## [İstenen görevler]
1. Verilen metindeki "Halihazırda Müslüman toplumda bu sorunun ciddi bir şekilde tartışılması gerekir, bunda kuşku yoktur." cümlesi İngilizceye nasıl çevrilir?
2. Satırlarda "y-tick-label: 100 — [66, 109, 90, 125]" ifadesini içeren satırdan başlayıp "point — [474, 596, 484, 606]" ifadesini içeren satıra kadar uzanan kısmı, iki uç satır da dahil olmak üzere, hiç değiştirmeden yazar mısın?

Müslüman toplumlar hiç kuşkusuz bu araştırmalardan ciddi ölçüde etkilenmiştir, daha doğrusu Müslüman aydınlar bu bakış açısının etkileri altında ciddi bir zihinsel bölünme yaşamış, bir kısmı böyle yaklaşımları dikkate almaksızın İslam'daki genel anlatıyı kabul etmiş olsa bile bazı insanlar ise tamamen modern araştırmaları ve iddiaları benimseyerek İslam'ın anlatısını 'mit' olarak okuma eğilimine gitmiştir. Halihazırda Müslüman toplumda bu sorunun ciddi bir şekilde tartışılması gerekir, bunda kuşku yoktur. En azından yeni bir anlayış geliştirmek gerektiğini söylemek mümkündür. Bunun için ilk insan, ilk peygamber telakkisini belki tamamen bırakmaksızın ara bir yol bulunabilir. Özellikle dinin tarih boyunca kazandığı formları dinin insanlarca inşa edilmesinin ve üretilmesinin gerekçeleriyle birlikte yeniden değerlendirerek dinin kaynağı sorununa yeni yaklaşımlar aranabilir. Bu sayede başlangıç olarak şunu görmek faydalı olacaktır: İnsanların korkuları, toplumsal alışkanlık ve adetleri, üretim-tüketim ilişkileri dinin yapısını derinden etkilemekte, psiko-sosyal ve kültürel şartlara göre din bir üslup ve muhteva kazanmaktadır. Sahih dinin bunu bozulma olarak görüp görmemesi bir yana vakıa bu şekilde gerçekleşmektedir.

## [Çıkarılan bilgiler]
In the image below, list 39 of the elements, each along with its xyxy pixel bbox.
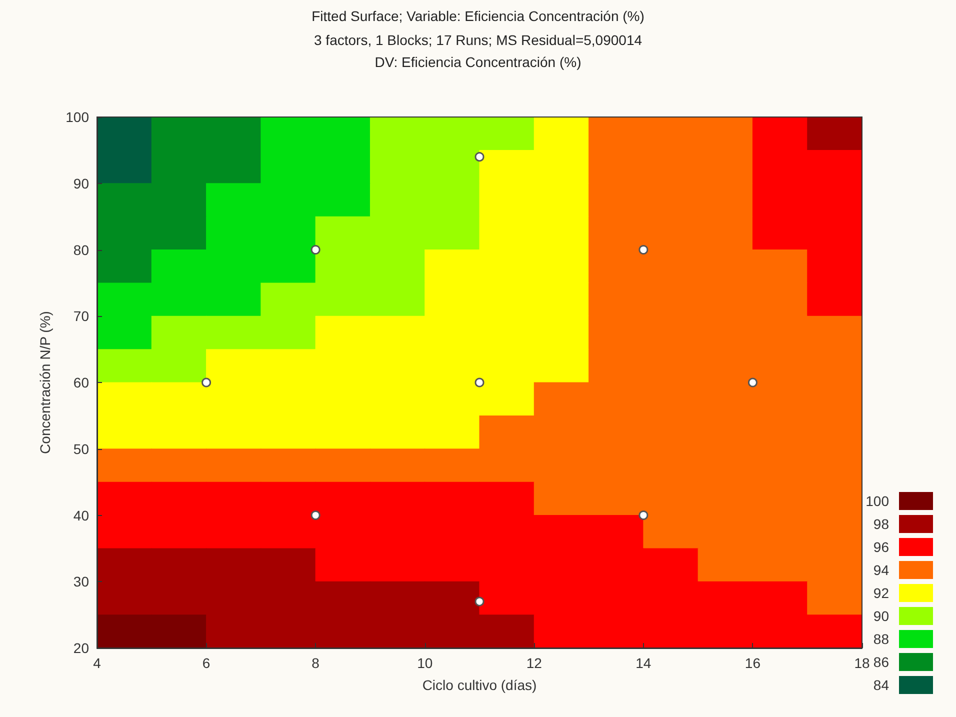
y-tick-label: 100 — [66, 109, 90, 125]
point — [638, 510, 648, 520]
color-bar-label: 100 — [866, 493, 890, 509]
point — [310, 510, 320, 520]
x-axis-title: Ciclo cultivo (días) — [422, 677, 537, 693]
point — [638, 245, 648, 254]
y-axis-title: Concentración N/P (%) — [37, 311, 53, 454]
y-tick-label: 70 — [73, 308, 90, 324]
x-tick-label: 12 — [526, 655, 542, 671]
x-tick-label: 14 — [636, 655, 652, 671]
color-bar-label: 90 — [873, 608, 890, 624]
x-tick-label: 18 — [854, 655, 870, 671]
x-tick-label: 8 — [312, 655, 320, 671]
x-tick-label: 16 — [744, 655, 761, 671]
x-tick-label: 10 — [417, 655, 433, 671]
point — [202, 378, 212, 388]
y-tick-label: 30 — [73, 574, 90, 590]
x-tick-label: 6 — [202, 655, 210, 671]
color-bar-label: 98 — [873, 516, 890, 532]
point — [474, 152, 484, 162]
point — [474, 378, 484, 388]
color-bar-label: 86 — [873, 654, 890, 670]
color-bar-label: 88 — [873, 631, 890, 647]
chart-subtitle: 3 factors, 1 Blocks; 17 Runs; MS Residual=5,090014 DV: Eficiencia Concentración (%) — [314, 32, 642, 70]
y-tick-label: 20 — [73, 640, 90, 656]
point — [310, 245, 320, 254]
point — [748, 378, 758, 388]
y-tick-label: 80 — [73, 242, 90, 258]
x-tick-label: 4 — [93, 655, 102, 671]
color-bar-label: 94 — [873, 562, 890, 578]
y-tick-label: 60 — [73, 374, 90, 390]
y-tick-label: 40 — [73, 507, 90, 524]
y-tick-label: 90 — [73, 175, 90, 192]
color-bar-label: 96 — [873, 539, 890, 555]
color-bar-label: 84 — [873, 677, 890, 693]
y-tick-label: 50 — [73, 440, 90, 457]
point — [474, 596, 484, 606]
chart-title: Fitted Surface; Variable: Eficiencia Concentración (%) — [312, 8, 644, 24]
color-bar-label: 92 — [873, 585, 890, 601]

## [Sonuçlar]
1. At present, this problem needs to be discussed seriously in Muslim society; there is no doubt about that.

2.
y-tick-label: 100 — [66, 109, 90, 125]
point — [638, 510, 648, 520]
color-bar-label: 100 — [866, 493, 890, 509]
point — [310, 510, 320, 520]
x-axis-title: Ciclo cultivo (días) — [422, 677, 537, 693]
point — [638, 245, 648, 254]
y-axis-title: Concentración N/P (%) — [37, 311, 53, 454]
y-tick-label: 70 — [73, 308, 90, 324]
x-tick-label: 12 — [526, 655, 542, 671]
x-tick-label: 14 — [636, 655, 652, 671]
color-bar-label: 90 — [873, 608, 890, 624]
x-tick-label: 18 — [854, 655, 870, 671]
x-tick-label: 8 — [312, 655, 320, 671]
x-tick-label: 16 — [744, 655, 761, 671]
x-tick-label: 10 — [417, 655, 433, 671]
point — [202, 378, 212, 388]
y-tick-label: 30 — [73, 574, 90, 590]
x-tick-label: 6 — [202, 655, 210, 671]
color-bar-label: 98 — [873, 516, 890, 532]
point — [474, 152, 484, 162]
point — [474, 378, 484, 388]
color-bar-label: 86 — [873, 654, 890, 670]
color-bar-label: 88 — [873, 631, 890, 647]
chart-subtitle: 3 factors, 1 Blocks; 17 Runs; MS Residual=5,090014 DV: Eficiencia Concentración (%) — [314, 32, 642, 70]
y-tick-label: 20 — [73, 640, 90, 656]
point — [310, 245, 320, 254]
point — [748, 378, 758, 388]
y-tick-label: 80 — [73, 242, 90, 258]
x-tick-label: 4 — [93, 655, 102, 671]
color-bar-label: 94 — [873, 562, 890, 578]
y-tick-label: 60 — [73, 374, 90, 390]
y-tick-label: 40 — [73, 507, 90, 524]
y-tick-label: 90 — [73, 175, 90, 192]
color-bar-label: 96 — [873, 539, 890, 555]
color-bar-label: 84 — [873, 677, 890, 693]
y-tick-label: 50 — [73, 440, 90, 457]
point — [474, 596, 484, 606]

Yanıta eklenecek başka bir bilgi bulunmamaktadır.